___ LISTED RECORDS

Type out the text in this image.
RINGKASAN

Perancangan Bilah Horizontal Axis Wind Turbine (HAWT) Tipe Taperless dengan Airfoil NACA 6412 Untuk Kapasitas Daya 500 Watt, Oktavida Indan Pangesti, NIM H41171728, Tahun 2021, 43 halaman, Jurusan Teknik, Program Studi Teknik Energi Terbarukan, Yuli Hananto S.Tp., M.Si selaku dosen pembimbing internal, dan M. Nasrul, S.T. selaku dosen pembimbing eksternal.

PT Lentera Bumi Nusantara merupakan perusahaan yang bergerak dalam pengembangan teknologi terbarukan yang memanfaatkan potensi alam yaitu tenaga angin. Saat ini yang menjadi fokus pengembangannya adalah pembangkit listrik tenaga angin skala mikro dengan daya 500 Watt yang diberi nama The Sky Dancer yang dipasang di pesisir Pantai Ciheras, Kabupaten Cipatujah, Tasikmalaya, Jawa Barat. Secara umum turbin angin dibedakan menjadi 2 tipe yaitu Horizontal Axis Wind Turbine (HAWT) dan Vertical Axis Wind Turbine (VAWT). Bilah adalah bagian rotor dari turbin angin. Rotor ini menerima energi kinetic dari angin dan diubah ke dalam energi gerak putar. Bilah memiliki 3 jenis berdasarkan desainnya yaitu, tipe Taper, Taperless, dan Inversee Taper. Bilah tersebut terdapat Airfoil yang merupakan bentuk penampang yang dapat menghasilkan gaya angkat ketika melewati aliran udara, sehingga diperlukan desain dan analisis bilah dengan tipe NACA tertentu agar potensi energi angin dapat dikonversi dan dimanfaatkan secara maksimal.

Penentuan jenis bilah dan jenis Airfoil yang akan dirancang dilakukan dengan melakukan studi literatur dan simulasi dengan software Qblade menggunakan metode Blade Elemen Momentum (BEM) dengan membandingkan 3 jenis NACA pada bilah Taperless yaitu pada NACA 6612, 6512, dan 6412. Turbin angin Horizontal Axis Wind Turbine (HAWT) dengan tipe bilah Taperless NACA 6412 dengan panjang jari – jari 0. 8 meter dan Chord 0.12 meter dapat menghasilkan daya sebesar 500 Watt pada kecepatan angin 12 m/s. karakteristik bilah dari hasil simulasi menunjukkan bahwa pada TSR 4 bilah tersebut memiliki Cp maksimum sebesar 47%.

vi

______

* [AIM OF THE EXERCISE]: Your task is to repeat every line exactly.

* [ANSWER TO THE TASK]:
Type out the text in this image.
RINGKASAN

Perancangan Bilah Horizontal Axis Wind Turbine (HAWT) Tipe Taperless dengan Airfoil NACA 6412 Untuk Kapasitas Daya 500 Watt, Oktavida Indan Pangesti, NIM H41171728, Tahun 2021, 43 halaman, Jurusan Teknik, Program Studi Teknik Energi Terbarukan, Yuli Hananto S.Tp., M.Si selaku dosen pembimbing internal, dan M. Nasrul, S.T. selaku dosen pembimbing eksternal.

PT Lentera Bumi Nusantara merupakan perusahaan yang bergerak dalam pengembangan teknologi terbarukan yang memanfaatkan potensi alam yaitu tenaga angin. Saat ini yang menjadi fokus pengembangannya adalah pembangkit listrik tenaga angin skala mikro dengan daya 500 Watt yang diberi nama The Sky Dancer yang dipasang di pesisir Pantai Ciheras, Kabupaten Cipatujah, Tasikmalaya, Jawa Barat. Secara umum turbin angin dibedakan menjadi 2 tipe yaitu Horizontal Axis Wind Turbine (HAWT) dan Vertical Axis Wind Turbine (VAWT). Bilah adalah bagian rotor dari turbin angin. Rotor ini menerima energi kinetic dari angin dan diubah ke dalam energi gerak putar. Bilah memiliki 3 jenis berdasarkan desainnya yaitu, tipe Taper, Taperless, dan Inversee Taper. Bilah tersebut terdapat Airfoil yang merupakan bentuk penampang yang dapat menghasilkan gaya angkat ketika melewati aliran udara, sehingga diperlukan desain dan analisis bilah dengan tipe NACA tertentu agar potensi energi angin dapat dikonversi dan dimanfaatkan secara maksimal.

Penentuan jenis bilah dan jenis Airfoil yang akan dirancang dilakukan dengan melakukan studi literatur dan simulasi dengan software Qblade menggunakan metode Blade Elemen Momentum (BEM) dengan membandingkan 3 jenis NACA pada bilah Taperless yaitu pada NACA 6612, 6512, dan 6412. Turbin angin Horizontal Axis Wind Turbine (HAWT) dengan tipe bilah Taperless NACA 6412 dengan panjang jari – jari 0. 8 meter dan Chord 0.12 meter dapat menghasilkan daya sebesar 500 Watt pada kecepatan angin 12 m/s. karakteristik bilah dari hasil simulasi menunjukkan bahwa pada TSR 4 bilah tersebut memiliki Cp maksimum sebesar 47%.

vi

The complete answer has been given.